Exercise directions: All records below must be retyped exactly.

(Collection entries)
>> Begin

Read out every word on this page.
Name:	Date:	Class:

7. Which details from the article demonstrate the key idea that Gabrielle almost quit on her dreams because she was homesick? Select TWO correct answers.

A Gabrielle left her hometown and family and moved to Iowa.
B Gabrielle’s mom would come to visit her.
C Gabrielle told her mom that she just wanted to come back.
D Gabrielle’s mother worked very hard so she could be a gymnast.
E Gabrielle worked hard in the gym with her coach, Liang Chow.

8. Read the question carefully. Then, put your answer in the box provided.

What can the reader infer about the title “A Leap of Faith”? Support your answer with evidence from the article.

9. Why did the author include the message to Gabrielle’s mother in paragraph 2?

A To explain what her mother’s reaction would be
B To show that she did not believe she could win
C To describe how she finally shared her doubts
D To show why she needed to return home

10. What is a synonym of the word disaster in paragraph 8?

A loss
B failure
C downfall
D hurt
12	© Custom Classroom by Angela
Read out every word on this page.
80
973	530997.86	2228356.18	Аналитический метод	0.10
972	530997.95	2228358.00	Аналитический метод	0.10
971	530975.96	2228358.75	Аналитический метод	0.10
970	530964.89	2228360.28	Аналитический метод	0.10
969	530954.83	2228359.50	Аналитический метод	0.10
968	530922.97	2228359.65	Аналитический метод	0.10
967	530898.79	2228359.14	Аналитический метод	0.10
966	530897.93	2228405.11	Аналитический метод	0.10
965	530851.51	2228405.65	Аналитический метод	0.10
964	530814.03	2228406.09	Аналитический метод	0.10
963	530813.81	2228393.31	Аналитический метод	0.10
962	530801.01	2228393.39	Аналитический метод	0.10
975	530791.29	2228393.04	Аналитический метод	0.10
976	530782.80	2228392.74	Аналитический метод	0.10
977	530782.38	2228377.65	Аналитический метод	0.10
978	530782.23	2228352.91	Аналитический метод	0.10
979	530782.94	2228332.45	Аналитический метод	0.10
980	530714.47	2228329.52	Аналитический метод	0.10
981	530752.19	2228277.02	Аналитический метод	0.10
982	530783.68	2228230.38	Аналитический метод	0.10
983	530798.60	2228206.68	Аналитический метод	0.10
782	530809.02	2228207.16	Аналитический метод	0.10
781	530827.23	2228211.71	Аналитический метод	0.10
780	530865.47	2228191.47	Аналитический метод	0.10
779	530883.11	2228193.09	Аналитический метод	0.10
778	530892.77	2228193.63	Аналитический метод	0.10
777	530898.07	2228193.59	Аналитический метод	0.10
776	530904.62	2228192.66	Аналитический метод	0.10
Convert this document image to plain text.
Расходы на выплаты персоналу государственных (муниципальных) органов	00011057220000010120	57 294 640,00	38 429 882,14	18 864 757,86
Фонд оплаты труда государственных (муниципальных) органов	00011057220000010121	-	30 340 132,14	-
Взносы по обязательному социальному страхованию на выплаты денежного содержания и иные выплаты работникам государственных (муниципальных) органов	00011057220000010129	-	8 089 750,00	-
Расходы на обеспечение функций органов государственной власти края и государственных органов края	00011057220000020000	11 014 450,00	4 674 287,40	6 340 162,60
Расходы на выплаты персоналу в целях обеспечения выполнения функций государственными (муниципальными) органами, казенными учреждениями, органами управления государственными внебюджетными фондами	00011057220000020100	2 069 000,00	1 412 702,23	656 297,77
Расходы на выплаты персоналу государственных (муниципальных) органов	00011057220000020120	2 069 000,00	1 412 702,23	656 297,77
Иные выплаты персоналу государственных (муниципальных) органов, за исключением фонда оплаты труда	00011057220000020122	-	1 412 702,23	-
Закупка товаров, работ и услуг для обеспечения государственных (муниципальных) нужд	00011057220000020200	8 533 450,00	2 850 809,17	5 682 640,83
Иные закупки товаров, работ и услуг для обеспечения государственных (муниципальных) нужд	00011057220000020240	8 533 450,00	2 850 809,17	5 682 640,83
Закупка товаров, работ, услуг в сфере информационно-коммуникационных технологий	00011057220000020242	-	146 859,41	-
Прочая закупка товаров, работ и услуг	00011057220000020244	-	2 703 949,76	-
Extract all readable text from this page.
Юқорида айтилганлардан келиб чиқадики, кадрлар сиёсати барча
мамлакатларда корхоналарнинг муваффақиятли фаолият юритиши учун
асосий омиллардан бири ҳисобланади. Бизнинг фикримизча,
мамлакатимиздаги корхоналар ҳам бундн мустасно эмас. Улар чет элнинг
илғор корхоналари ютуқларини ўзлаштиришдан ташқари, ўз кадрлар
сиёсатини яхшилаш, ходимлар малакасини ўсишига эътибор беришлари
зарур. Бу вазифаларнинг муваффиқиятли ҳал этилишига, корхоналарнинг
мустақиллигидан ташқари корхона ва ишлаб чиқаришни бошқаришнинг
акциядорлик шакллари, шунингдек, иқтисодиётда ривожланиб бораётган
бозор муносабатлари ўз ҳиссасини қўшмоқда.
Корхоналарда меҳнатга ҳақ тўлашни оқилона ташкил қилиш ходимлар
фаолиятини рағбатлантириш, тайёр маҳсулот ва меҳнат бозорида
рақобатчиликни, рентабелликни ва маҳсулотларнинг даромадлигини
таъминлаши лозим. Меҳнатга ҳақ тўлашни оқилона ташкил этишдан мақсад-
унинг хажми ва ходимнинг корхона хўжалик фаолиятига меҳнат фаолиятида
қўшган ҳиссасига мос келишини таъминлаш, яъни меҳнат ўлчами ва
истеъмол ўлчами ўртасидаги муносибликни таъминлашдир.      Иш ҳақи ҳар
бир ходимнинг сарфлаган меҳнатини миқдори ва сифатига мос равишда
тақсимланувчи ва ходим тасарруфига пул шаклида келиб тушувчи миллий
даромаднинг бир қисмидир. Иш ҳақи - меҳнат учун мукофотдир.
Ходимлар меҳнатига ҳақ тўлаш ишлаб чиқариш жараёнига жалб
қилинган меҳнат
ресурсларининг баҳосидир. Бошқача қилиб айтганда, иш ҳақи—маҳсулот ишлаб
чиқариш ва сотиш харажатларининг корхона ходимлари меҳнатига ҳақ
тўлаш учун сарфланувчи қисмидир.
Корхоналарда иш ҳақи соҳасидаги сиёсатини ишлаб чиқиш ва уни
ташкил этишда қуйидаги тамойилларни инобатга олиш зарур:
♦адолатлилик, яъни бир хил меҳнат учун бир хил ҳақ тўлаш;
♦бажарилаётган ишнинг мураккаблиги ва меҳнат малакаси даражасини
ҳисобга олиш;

>> End

Answer:
Read out every word on this page.
Name:	Date:	Class:

7. Which details from the article demonstrate the key idea that Gabrielle almost quit on her dreams because she was homesick? Select TWO correct answers.

A Gabrielle left her hometown and family and moved to Iowa.
B Gabrielle’s mom would come to visit her.
C Gabrielle told her mom that she just wanted to come back.
D Gabrielle’s mother worked very hard so she could be a gymnast.
E Gabrielle worked hard in the gym with her coach, Liang Chow.

8. Read the question carefully. Then, put your answer in the box provided.

What can the reader infer about the title “A Leap of Faith”? Support your answer with evidence from the article.

9. Why did the author include the message to Gabrielle’s mother in paragraph 2?

A To explain what her mother’s reaction would be
B To show that she did not believe she could win
C To describe how she finally shared her doubts
D To show why she needed to return home

10. What is a synonym of the word disaster in paragraph 8?

A loss
B failure
C downfall
D hurt
12	© Custom Classroom by Angela
Read out every word on this page.
80
973	530997.86	2228356.18	Аналитический метод	0.10
972	530997.95	2228358.00	Аналитический метод	0.10
971	530975.96	2228358.75	Аналитический метод	0.10
970	530964.89	2228360.28	Аналитический метод	0.10
969	530954.83	2228359.50	Аналитический метод	0.10
968	530922.97	2228359.65	Аналитический метод	0.10
967	530898.79	2228359.14	Аналитический метод	0.10
966	530897.93	2228405.11	Аналитический метод	0.10
965	530851.51	2228405.65	Аналитический метод	0.10
964	530814.03	2228406.09	Аналитический метод	0.10
963	530813.81	2228393.31	Аналитический метод	0.10
962	530801.01	2228393.39	Аналитический метод	0.10
975	530791.29	2228393.04	Аналитический метод	0.10
976	530782.80	2228392.74	Аналитический метод	0.10
977	530782.38	2228377.65	Аналитический метод	0.10
978	530782.23	2228352.91	Аналитический метод	0.10
979	530782.94	2228332.45	Аналитический метод	0.10
980	530714.47	2228329.52	Аналитический метод	0.10
981	530752.19	2228277.02	Аналитический метод	0.10
982	530783.68	2228230.38	Аналитический метод	0.10
983	530798.60	2228206.68	Аналитический метод	0.10
782	530809.02	2228207.16	Аналитический метод	0.10
781	530827.23	2228211.71	Аналитический метод	0.10
780	530865.47	2228191.47	Аналитический метод	0.10
779	530883.11	2228193.09	Аналитический метод	0.10
778	530892.77	2228193.63	Аналитический метод	0.10
777	530898.07	2228193.59	Аналитический метод	0.10
776	530904.62	2228192.66	Аналитический метод	0.10
Convert this document image to plain text.
Расходы на выплаты персоналу государственных (муниципальных) органов	00011057220000010120	57 294 640,00	38 429 882,14	18 864 757,86
Фонд оплаты труда государственных (муниципальных) органов	00011057220000010121	-	30 340 132,14	-
Взносы по обязательному социальному страхованию на выплаты денежного содержания и иные выплаты работникам государственных (муниципальных) органов	00011057220000010129	-	8 089 750,00	-
Расходы на обеспечение функций органов государственной власти края и государственных органов края	00011057220000020000	11 014 450,00	4 674 287,40	6 340 162,60
Расходы на выплаты персоналу в целях обеспечения выполнения функций государственными (муниципальными) органами, казенными учреждениями, органами управления государственными внебюджетными фондами	00011057220000020100	2 069 000,00	1 412 702,23	656 297,77
Расходы на выплаты персоналу государственных (муниципальных) органов	00011057220000020120	2 069 000,00	1 412 702,23	656 297,77
Иные выплаты персоналу государственных (муниципальных) органов, за исключением фонда оплаты труда	00011057220000020122	-	1 412 702,23	-
Закупка товаров, работ и услуг для обеспечения государственных (муниципальных) нужд	00011057220000020200	8 533 450,00	2 850 809,17	5 682 640,83
Иные закупки товаров, работ и услуг для обеспечения государственных (муниципальных) нужд	00011057220000020240	8 533 450,00	2 850 809,17	5 682 640,83
Закупка товаров, работ, услуг в сфере информационно-коммуникационных технологий	00011057220000020242	-	146 859,41	-
Прочая закупка товаров, работ и услуг	00011057220000020244	-	2 703 949,76	-
Extract all readable text from this page.
Юқорида айтилганлардан келиб чиқадики, кадрлар сиёсати барча
мамлакатларда корхоналарнинг муваффақиятли фаолият юритиши учун
асосий омиллардан бири ҳисобланади. Бизнинг фикримизча,
мамлакатимиздаги корхоналар ҳам бундн мустасно эмас. Улар чет элнинг
илғор корхоналари ютуқларини ўзлаштиришдан ташқари, ўз кадрлар
сиёсатини яхшилаш, ходимлар малакасини ўсишига эътибор беришлари
зарур. Бу вазифаларнинг муваффиқиятли ҳал этилишига, корхоналарнинг
мустақиллигидан ташқари корхона ва ишлаб чиқаришни бошқаришнинг
акциядорлик шакллари, шунингдек, иқтисодиётда ривожланиб бораётган
бозор муносабатлари ўз ҳиссасини қўшмоқда.
Корхоналарда меҳнатга ҳақ тўлашни оқилона ташкил қилиш ходимлар
фаолиятини рағбатлантириш, тайёр маҳсулот ва меҳнат бозорида
рақобатчиликни, рентабелликни ва маҳсулотларнинг даромадлигини
таъминлаши лозим. Меҳнатга ҳақ тўлашни оқилона ташкил этишдан мақсад-
унинг хажми ва ходимнинг корхона хўжалик фаолиятига меҳнат фаолиятида
қўшган ҳиссасига мос келишини таъминлаш, яъни меҳнат ўлчами ва
истеъмол ўлчами ўртасидаги муносибликни таъминлашдир.      Иш ҳақи ҳар
бир ходимнинг сарфлаган меҳнатини миқдори ва сифатига мос равишда
тақсимланувчи ва ходим тасарруфига пул шаклида келиб тушувчи миллий
даромаднинг бир қисмидир. Иш ҳақи - меҳнат учун мукофотдир.
Ходимлар меҳнатига ҳақ тўлаш ишлаб чиқариш жараёнига жалб
қилинган меҳнат
ресурсларининг баҳосидир. Бошқача қилиб айтганда, иш ҳақи—маҳсулот ишлаб
чиқариш ва сотиш харажатларининг корхона ходимлари меҳнатига ҳақ
тўлаш учун сарфланувчи қисмидир.
Корхоналарда иш ҳақи соҳасидаги сиёсатини ишлаб чиқиш ва уни
ташкил этишда қуйидаги тамойилларни инобатга олиш зарур:
♦адолатлилик, яъни бир хил меҳнат учун бир хил ҳақ тўлаш;
♦бажарилаётган ишнинг мураккаблиги ва меҳнат малакаси даражасини
ҳисобга олиш;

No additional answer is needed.